**Given records:**
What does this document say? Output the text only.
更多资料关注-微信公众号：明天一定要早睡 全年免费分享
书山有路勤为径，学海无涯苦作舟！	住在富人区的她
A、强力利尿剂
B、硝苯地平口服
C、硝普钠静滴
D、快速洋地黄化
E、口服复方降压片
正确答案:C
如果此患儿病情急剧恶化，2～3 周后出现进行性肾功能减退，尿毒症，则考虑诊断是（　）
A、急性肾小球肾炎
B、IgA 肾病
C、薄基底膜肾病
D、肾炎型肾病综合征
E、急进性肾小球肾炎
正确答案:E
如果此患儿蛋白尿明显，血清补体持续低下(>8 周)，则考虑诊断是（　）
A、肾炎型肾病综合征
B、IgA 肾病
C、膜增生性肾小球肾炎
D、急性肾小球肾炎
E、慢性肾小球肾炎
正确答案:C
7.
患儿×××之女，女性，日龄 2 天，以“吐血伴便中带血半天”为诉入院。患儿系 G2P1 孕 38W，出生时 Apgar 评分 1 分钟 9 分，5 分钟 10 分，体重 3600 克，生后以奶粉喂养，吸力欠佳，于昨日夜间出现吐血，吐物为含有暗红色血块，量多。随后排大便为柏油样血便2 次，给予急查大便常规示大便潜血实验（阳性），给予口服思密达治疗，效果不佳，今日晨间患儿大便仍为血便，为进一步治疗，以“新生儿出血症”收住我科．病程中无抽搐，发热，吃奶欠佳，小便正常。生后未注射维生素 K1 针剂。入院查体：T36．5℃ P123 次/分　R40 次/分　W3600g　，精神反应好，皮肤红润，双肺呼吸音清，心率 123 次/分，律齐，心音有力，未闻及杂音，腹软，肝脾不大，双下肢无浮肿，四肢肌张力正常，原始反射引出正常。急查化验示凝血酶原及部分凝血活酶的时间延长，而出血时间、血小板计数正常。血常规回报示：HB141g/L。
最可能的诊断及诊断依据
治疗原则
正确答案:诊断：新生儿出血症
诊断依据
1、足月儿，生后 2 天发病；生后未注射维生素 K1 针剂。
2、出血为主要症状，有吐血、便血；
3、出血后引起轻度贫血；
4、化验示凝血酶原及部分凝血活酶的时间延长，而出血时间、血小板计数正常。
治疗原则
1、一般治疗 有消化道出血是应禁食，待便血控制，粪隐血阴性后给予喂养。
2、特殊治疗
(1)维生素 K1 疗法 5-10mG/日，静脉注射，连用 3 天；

**Job:** Write out the complete set of records exactly as given.

**Exercise solution:**
What does this document say? Output the text only.
更多资料关注-微信公众号：明天一定要早睡 全年免费分享
书山有路勤为径，学海无涯苦作舟！	住在富人区的她
A、强力利尿剂
B、硝苯地平口服
C、硝普钠静滴
D、快速洋地黄化
E、口服复方降压片
正确答案:C
如果此患儿病情急剧恶化，2～3 周后出现进行性肾功能减退，尿毒症，则考虑诊断是（　）
A、急性肾小球肾炎
B、IgA 肾病
C、薄基底膜肾病
D、肾炎型肾病综合征
E、急进性肾小球肾炎
正确答案:E
如果此患儿蛋白尿明显，血清补体持续低下(>8 周)，则考虑诊断是（　）
A、肾炎型肾病综合征
B、IgA 肾病
C、膜增生性肾小球肾炎
D、急性肾小球肾炎
E、慢性肾小球肾炎
正确答案:C
7.
患儿×××之女，女性，日龄 2 天，以“吐血伴便中带血半天”为诉入院。患儿系 G2P1 孕 38W，出生时 Apgar 评分 1 分钟 9 分，5 分钟 10 分，体重 3600 克，生后以奶粉喂养，吸力欠佳，于昨日夜间出现吐血，吐物为含有暗红色血块，量多。随后排大便为柏油样血便2 次，给予急查大便常规示大便潜血实验（阳性），给予口服思密达治疗，效果不佳，今日晨间患儿大便仍为血便，为进一步治疗，以“新生儿出血症”收住我科．病程中无抽搐，发热，吃奶欠佳，小便正常。生后未注射维生素 K1 针剂。入院查体：T36．5℃ P123 次/分　R40 次/分　W3600g　，精神反应好，皮肤红润，双肺呼吸音清，心率 123 次/分，律齐，心音有力，未闻及杂音，腹软，肝脾不大，双下肢无浮肿，四肢肌张力正常，原始反射引出正常。急查化验示凝血酶原及部分凝血活酶的时间延长，而出血时间、血小板计数正常。血常规回报示：HB141g/L。
最可能的诊断及诊断依据
治疗原则
正确答案:诊断：新生儿出血症
诊断依据
1、足月儿，生后 2 天发病；生后未注射维生素 K1 针剂。
2、出血为主要症状，有吐血、便血；
3、出血后引起轻度贫血；
4、化验示凝血酶原及部分凝血活酶的时间延长，而出血时间、血小板计数正常。
治疗原则
1、一般治疗 有消化道出血是应禁食，待便血控制，粪隐血阴性后给予喂养。
2、特殊治疗
(1)维生素 K1 疗法 5-10mG/日，静脉注射，连用 3 天；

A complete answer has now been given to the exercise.